> **TASK DETAILS**
Report only the number of lines that hold the word "grid".

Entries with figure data
==========

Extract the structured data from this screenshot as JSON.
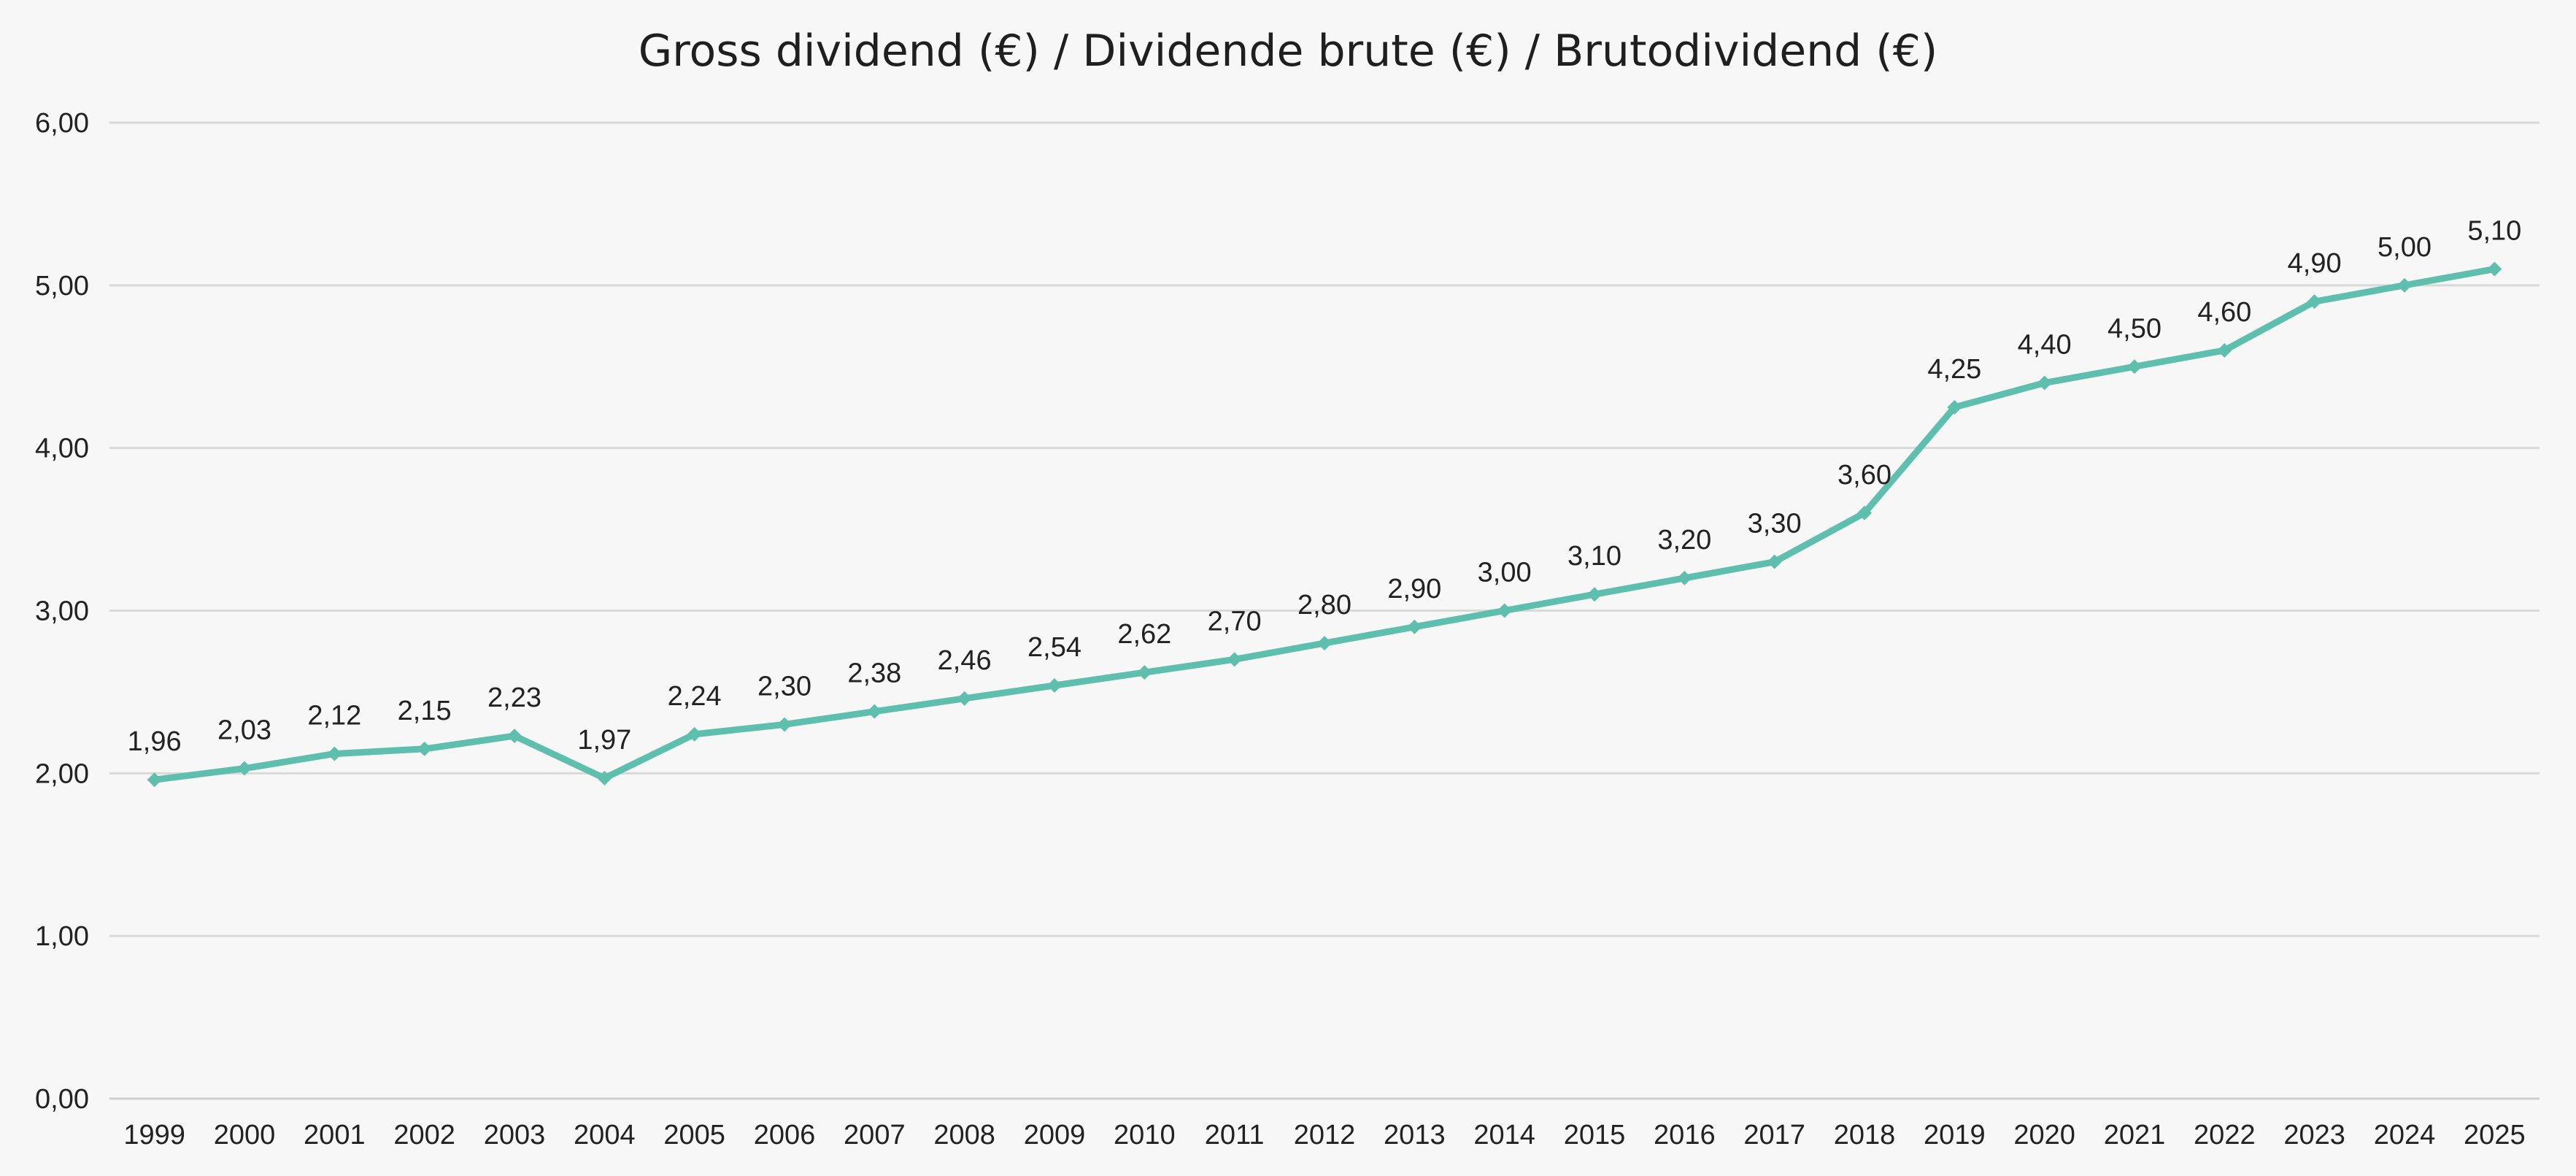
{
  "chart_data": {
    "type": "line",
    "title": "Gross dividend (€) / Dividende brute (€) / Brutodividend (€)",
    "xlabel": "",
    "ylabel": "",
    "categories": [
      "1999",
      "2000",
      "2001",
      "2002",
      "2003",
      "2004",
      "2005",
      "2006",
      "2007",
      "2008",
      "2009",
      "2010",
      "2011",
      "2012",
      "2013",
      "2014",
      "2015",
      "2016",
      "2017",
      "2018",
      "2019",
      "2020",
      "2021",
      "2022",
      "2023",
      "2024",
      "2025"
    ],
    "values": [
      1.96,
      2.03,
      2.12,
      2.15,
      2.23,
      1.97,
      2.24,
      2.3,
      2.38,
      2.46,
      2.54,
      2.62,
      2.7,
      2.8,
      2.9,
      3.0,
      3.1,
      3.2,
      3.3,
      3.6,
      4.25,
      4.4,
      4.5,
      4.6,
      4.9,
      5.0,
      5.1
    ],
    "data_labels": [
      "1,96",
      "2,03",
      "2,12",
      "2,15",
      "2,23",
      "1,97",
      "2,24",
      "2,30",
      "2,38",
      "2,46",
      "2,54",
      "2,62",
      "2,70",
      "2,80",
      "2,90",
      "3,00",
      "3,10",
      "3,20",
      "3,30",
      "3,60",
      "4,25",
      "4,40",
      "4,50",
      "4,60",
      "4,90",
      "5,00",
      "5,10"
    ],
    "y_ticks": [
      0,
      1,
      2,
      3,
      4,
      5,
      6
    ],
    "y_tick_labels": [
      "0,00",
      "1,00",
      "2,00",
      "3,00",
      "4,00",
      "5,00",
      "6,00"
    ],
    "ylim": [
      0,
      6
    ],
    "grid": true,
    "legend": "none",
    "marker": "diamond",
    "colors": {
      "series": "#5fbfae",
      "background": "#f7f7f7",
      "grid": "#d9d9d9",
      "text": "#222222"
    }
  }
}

==========

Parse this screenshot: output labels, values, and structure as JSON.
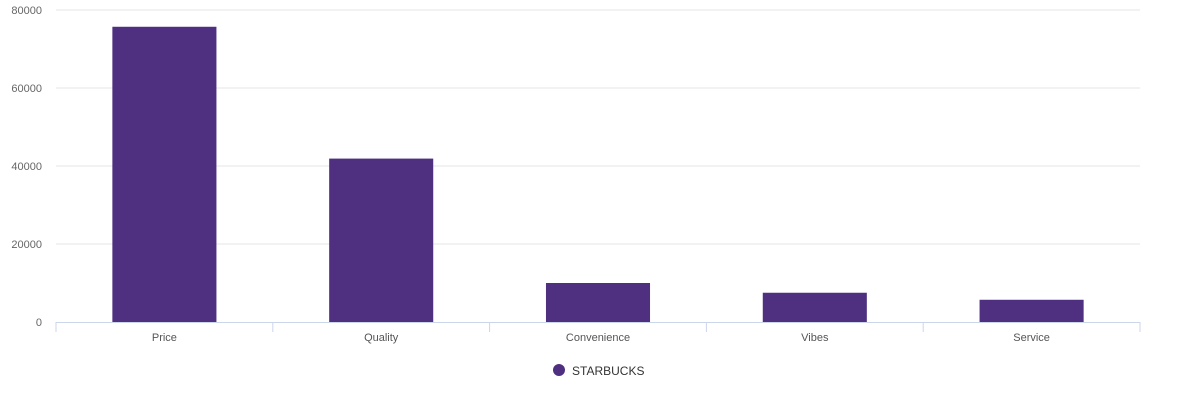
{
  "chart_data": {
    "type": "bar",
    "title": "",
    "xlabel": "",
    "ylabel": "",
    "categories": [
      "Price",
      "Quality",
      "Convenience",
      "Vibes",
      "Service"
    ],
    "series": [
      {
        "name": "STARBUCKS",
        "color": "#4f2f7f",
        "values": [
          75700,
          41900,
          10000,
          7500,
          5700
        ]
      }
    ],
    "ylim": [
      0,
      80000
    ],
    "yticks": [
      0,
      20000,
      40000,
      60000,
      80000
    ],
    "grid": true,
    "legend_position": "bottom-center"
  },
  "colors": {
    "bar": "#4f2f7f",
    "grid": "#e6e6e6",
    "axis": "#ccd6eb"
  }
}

==========

> **RESULT FOR THIS TASK**
4